_EXERCISE BRIEF_: For the data below, work out how many lines contain the word "decision" and supply only that number.

^^^^^^^^

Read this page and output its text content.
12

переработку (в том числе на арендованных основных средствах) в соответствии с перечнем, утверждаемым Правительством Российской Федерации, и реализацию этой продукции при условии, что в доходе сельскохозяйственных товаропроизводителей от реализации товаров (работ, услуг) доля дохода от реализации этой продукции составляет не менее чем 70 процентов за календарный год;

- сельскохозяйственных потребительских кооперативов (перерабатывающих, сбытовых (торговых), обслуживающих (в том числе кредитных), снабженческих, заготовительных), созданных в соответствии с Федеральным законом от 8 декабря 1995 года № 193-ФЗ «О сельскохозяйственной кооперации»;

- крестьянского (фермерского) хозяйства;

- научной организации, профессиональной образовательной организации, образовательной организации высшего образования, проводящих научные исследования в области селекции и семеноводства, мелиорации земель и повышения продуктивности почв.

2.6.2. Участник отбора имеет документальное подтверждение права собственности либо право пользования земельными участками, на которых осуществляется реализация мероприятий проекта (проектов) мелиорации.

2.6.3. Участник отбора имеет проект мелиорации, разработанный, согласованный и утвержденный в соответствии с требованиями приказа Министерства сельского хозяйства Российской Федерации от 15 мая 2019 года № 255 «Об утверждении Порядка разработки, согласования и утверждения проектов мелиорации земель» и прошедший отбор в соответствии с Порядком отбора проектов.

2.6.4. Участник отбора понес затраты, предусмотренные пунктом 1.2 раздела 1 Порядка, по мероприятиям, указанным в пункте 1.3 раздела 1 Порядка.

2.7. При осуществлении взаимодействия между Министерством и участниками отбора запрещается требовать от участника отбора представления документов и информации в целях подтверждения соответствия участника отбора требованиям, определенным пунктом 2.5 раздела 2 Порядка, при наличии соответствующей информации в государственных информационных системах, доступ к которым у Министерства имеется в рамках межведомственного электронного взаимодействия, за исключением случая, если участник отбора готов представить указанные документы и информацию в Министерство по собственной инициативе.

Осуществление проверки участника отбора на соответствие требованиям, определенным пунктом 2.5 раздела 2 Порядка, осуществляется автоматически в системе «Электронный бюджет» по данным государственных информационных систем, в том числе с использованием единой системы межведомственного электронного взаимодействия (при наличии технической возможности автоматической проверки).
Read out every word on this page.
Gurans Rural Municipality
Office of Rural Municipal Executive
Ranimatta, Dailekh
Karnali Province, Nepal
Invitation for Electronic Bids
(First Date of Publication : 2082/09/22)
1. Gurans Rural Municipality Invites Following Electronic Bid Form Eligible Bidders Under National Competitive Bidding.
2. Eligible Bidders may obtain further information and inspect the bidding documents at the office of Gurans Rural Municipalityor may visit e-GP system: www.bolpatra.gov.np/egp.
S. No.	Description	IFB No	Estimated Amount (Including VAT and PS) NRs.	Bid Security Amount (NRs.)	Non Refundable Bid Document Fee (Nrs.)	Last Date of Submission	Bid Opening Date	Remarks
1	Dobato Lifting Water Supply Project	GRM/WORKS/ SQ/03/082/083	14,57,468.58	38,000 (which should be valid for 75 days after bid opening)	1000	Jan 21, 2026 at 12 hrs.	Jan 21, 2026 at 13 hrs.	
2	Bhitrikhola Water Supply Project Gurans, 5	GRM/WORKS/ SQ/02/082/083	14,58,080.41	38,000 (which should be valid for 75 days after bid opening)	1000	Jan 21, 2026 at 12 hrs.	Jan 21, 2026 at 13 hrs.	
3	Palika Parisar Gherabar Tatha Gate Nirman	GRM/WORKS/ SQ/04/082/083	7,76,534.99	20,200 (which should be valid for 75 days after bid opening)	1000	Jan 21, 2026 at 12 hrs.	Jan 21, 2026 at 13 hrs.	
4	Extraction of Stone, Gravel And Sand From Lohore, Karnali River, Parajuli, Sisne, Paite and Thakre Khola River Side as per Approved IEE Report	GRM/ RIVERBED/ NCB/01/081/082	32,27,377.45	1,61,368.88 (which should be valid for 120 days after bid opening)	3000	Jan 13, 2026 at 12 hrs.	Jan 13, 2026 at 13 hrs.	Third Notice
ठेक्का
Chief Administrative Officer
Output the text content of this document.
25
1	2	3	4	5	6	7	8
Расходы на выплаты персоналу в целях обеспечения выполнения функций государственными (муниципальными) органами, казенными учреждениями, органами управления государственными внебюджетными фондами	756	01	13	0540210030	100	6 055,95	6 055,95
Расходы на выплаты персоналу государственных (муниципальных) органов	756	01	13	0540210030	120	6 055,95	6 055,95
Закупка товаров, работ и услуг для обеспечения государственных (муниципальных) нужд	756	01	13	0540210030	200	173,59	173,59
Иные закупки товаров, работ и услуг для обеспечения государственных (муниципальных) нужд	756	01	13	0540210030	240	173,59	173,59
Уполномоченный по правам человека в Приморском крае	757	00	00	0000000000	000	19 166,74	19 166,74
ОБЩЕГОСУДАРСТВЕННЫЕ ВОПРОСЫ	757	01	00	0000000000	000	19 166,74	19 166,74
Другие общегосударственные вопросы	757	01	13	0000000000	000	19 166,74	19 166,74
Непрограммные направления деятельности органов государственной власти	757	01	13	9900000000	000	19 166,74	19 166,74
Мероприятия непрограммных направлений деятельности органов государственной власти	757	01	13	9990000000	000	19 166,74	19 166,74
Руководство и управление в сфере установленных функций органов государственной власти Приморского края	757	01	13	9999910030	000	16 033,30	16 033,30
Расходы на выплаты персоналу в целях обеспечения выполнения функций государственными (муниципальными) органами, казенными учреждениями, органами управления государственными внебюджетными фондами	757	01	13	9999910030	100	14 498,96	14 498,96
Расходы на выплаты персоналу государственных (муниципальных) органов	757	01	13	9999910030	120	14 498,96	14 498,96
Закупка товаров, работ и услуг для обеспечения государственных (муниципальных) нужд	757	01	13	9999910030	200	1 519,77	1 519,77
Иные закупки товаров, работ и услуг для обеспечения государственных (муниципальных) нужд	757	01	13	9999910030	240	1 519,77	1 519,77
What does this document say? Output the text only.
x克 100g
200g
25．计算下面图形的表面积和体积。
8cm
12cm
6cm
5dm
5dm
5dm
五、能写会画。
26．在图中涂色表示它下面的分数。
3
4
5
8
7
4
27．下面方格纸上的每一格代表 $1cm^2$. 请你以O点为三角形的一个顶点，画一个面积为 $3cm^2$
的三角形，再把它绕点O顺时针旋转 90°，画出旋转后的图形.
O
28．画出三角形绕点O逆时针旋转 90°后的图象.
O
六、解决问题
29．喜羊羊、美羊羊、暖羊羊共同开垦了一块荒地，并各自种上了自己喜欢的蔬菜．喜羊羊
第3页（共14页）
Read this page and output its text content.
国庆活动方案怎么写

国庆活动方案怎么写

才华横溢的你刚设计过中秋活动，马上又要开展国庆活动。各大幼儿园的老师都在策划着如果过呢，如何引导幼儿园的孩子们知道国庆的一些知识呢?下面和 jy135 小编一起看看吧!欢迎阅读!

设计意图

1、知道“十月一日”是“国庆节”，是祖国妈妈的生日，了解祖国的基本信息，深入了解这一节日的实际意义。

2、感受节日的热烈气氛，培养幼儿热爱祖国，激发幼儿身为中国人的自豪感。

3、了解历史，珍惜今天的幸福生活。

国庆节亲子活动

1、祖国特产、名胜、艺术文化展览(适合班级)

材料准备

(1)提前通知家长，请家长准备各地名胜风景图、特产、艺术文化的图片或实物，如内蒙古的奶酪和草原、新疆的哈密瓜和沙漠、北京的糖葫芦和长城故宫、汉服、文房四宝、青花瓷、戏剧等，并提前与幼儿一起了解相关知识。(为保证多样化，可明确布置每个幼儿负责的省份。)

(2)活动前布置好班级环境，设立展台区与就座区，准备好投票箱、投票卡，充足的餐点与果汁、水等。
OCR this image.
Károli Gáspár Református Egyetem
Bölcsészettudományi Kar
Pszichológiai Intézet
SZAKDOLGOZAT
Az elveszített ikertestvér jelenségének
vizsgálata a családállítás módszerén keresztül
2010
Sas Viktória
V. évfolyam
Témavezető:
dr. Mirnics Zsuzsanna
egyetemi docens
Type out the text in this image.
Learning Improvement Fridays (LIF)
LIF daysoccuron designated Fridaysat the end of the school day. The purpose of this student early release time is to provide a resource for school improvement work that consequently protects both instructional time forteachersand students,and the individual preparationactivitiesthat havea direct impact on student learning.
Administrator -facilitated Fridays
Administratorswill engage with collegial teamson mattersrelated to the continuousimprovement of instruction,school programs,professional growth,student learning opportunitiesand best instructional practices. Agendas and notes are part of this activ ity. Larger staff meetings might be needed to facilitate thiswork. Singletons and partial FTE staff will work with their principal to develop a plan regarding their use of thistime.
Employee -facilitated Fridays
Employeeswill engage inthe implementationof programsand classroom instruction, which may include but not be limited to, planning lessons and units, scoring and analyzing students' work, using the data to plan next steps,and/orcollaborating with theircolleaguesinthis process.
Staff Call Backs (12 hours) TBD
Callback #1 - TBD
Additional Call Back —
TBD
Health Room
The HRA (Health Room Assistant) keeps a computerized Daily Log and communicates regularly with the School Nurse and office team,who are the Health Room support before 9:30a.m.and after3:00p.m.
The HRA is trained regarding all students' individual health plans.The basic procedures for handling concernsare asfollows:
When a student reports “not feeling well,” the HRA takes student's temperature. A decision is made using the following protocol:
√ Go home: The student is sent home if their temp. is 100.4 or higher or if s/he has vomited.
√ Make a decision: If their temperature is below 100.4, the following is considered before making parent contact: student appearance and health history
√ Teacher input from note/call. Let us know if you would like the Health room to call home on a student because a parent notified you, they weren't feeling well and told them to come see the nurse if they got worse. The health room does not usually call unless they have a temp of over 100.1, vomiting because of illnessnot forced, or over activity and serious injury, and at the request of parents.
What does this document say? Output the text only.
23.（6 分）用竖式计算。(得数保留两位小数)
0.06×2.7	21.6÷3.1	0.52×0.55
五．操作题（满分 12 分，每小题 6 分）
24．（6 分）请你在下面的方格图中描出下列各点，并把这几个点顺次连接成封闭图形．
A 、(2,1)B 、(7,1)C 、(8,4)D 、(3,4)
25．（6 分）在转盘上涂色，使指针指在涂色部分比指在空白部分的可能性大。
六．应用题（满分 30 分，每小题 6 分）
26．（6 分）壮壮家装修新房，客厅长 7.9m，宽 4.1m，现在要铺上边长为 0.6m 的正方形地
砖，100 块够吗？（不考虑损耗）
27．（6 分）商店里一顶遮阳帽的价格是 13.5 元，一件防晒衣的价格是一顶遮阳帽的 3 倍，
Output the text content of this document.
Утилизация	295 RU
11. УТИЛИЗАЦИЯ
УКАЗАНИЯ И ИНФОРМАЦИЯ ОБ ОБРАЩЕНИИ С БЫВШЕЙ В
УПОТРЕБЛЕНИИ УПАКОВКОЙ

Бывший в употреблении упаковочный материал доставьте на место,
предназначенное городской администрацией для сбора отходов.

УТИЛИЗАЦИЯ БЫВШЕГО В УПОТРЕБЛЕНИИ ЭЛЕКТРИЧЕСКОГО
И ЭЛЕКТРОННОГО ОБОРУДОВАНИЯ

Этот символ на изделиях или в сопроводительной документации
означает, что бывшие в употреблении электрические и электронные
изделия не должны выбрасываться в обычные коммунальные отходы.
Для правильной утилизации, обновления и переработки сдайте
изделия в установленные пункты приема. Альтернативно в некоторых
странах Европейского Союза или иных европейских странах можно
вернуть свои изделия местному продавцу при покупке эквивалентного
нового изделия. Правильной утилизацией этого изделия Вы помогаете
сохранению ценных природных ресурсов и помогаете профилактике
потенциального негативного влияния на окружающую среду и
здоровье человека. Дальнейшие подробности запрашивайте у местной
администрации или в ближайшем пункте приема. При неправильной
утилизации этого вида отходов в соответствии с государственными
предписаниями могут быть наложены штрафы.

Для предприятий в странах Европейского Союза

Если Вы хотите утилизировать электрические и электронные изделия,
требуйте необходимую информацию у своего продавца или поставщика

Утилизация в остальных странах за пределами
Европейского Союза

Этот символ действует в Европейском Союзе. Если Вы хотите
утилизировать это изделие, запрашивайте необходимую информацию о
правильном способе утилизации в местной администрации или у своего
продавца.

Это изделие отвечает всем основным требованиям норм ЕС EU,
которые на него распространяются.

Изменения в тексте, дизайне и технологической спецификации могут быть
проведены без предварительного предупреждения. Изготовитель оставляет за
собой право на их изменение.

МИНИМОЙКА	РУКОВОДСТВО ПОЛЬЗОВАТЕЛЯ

^^^^^^^^

_RESULT FOR THIS TASK_: 2